Data records ::
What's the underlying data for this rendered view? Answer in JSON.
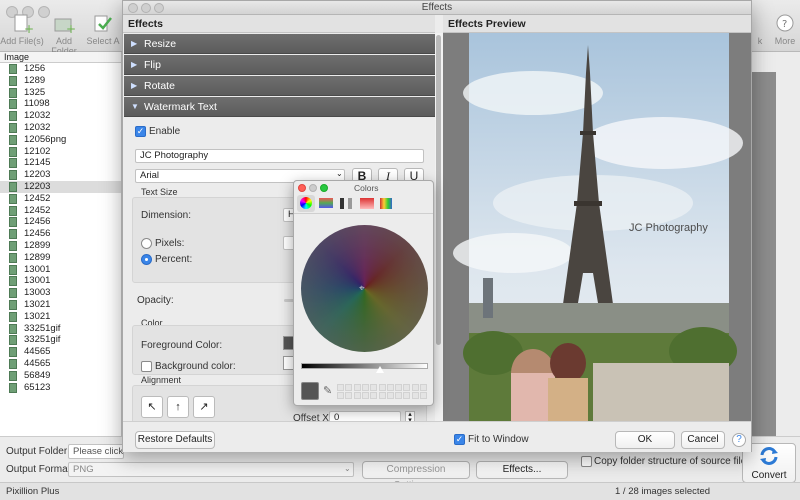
{
  "app": {
    "toolbar": {
      "add_files": "Add File(s)",
      "add_folder": "Add Folder",
      "select_all": "Select A",
      "buttons_right_1": "k",
      "buttons_right_2": "More"
    },
    "list_header": "Image",
    "files": [
      "1256",
      "1289",
      "1325",
      "11098",
      "12032",
      "12032",
      "12056png",
      "12102",
      "12145",
      "12203",
      "12203",
      "12452",
      "12452",
      "12456",
      "12456",
      "12899",
      "12899",
      "13001",
      "13001",
      "13003",
      "13021",
      "13021",
      "33251gif",
      "33251gif",
      "44565",
      "44565",
      "56849",
      "65123"
    ],
    "selected_file_index": 10,
    "output_folder_label": "Output Folder:",
    "output_folder_value": "Please click Br",
    "output_format_label": "Output Format:",
    "output_format_value": "PNG",
    "compression_button": "Compression Settings...",
    "effects_button": "Effects...",
    "copy_structure_label": "Copy folder structure of source files",
    "convert_button": "Convert",
    "status_left": "Pixillion Plus",
    "status_center": "1 / 28 images selected"
  },
  "dialog": {
    "title": "Effects",
    "effects_header": "Effects",
    "preview_header": "Effects Preview",
    "sections": [
      "Resize",
      "Flip",
      "Rotate",
      "Watermark Text"
    ],
    "enable_label": "Enable",
    "enable_checked": true,
    "watermark_text": "JC Photography",
    "font_value": "Arial",
    "bold": "B",
    "italic": "I",
    "underline": "U",
    "text_size_group": "Text Size",
    "dimension_label": "Dimension:",
    "dimension_value": "H",
    "pixels_label": "Pixels:",
    "percent_label": "Percent:",
    "percent_selected": true,
    "opacity_label": "Opacity:",
    "color_group": "Color",
    "foreground_label": "Foreground Color:",
    "background_label": "Background color:",
    "alignment_group": "Alignment",
    "offset_x_label": "Offset X:",
    "offset_x_value": "0",
    "restore_button": "Restore Defaults",
    "fit_label": "Fit to Window",
    "fit_checked": true,
    "ok_button": "OK",
    "cancel_button": "Cancel",
    "help_button": "?",
    "preview_watermark": "JC Photography"
  },
  "colors_panel": {
    "title": "Colors",
    "current_color": "#555555",
    "accent": "#3a85e8"
  }
}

Aim :: Write out the entries again, exactly as given, skipping any images.

Task answer ::
What's the underlying data for this rendered view? Answer in JSON.
{
  "app": {
    "toolbar": {
      "add_files": "Add File(s)",
      "add_folder": "Add Folder",
      "select_all": "Select A",
      "buttons_right_1": "k",
      "buttons_right_2": "More"
    },
    "list_header": "Image",
    "files": [
      "1256",
      "1289",
      "1325",
      "11098",
      "12032",
      "12032",
      "12056png",
      "12102",
      "12145",
      "12203",
      "12203",
      "12452",
      "12452",
      "12456",
      "12456",
      "12899",
      "12899",
      "13001",
      "13001",
      "13003",
      "13021",
      "13021",
      "33251gif",
      "33251gif",
      "44565",
      "44565",
      "56849",
      "65123"
    ],
    "selected_file_index": 10,
    "output_folder_label": "Output Folder:",
    "output_folder_value": "Please click Br",
    "output_format_label": "Output Format:",
    "output_format_value": "PNG",
    "compression_button": "Compression Settings...",
    "effects_button": "Effects...",
    "copy_structure_label": "Copy folder structure of source files",
    "convert_button": "Convert",
    "status_left": "Pixillion Plus",
    "status_center": "1 / 28 images selected"
  },
  "dialog": {
    "title": "Effects",
    "effects_header": "Effects",
    "preview_header": "Effects Preview",
    "sections": [
      "Resize",
      "Flip",
      "Rotate",
      "Watermark Text"
    ],
    "enable_label": "Enable",
    "enable_checked": true,
    "watermark_text": "JC Photography",
    "font_value": "Arial",
    "bold": "B",
    "italic": "I",
    "underline": "U",
    "text_size_group": "Text Size",
    "dimension_label": "Dimension:",
    "dimension_value": "H",
    "pixels_label": "Pixels:",
    "percent_label": "Percent:",
    "percent_selected": true,
    "opacity_label": "Opacity:",
    "color_group": "Color",
    "foreground_label": "Foreground Color:",
    "background_label": "Background color:",
    "alignment_group": "Alignment",
    "offset_x_label": "Offset X:",
    "offset_x_value": "0",
    "restore_button": "Restore Defaults",
    "fit_label": "Fit to Window",
    "fit_checked": true,
    "ok_button": "OK",
    "cancel_button": "Cancel",
    "help_button": "?",
    "preview_watermark": "JC Photography"
  },
  "colors_panel": {
    "title": "Colors",
    "current_color": "#555555",
    "accent": "#3a85e8"
  }
}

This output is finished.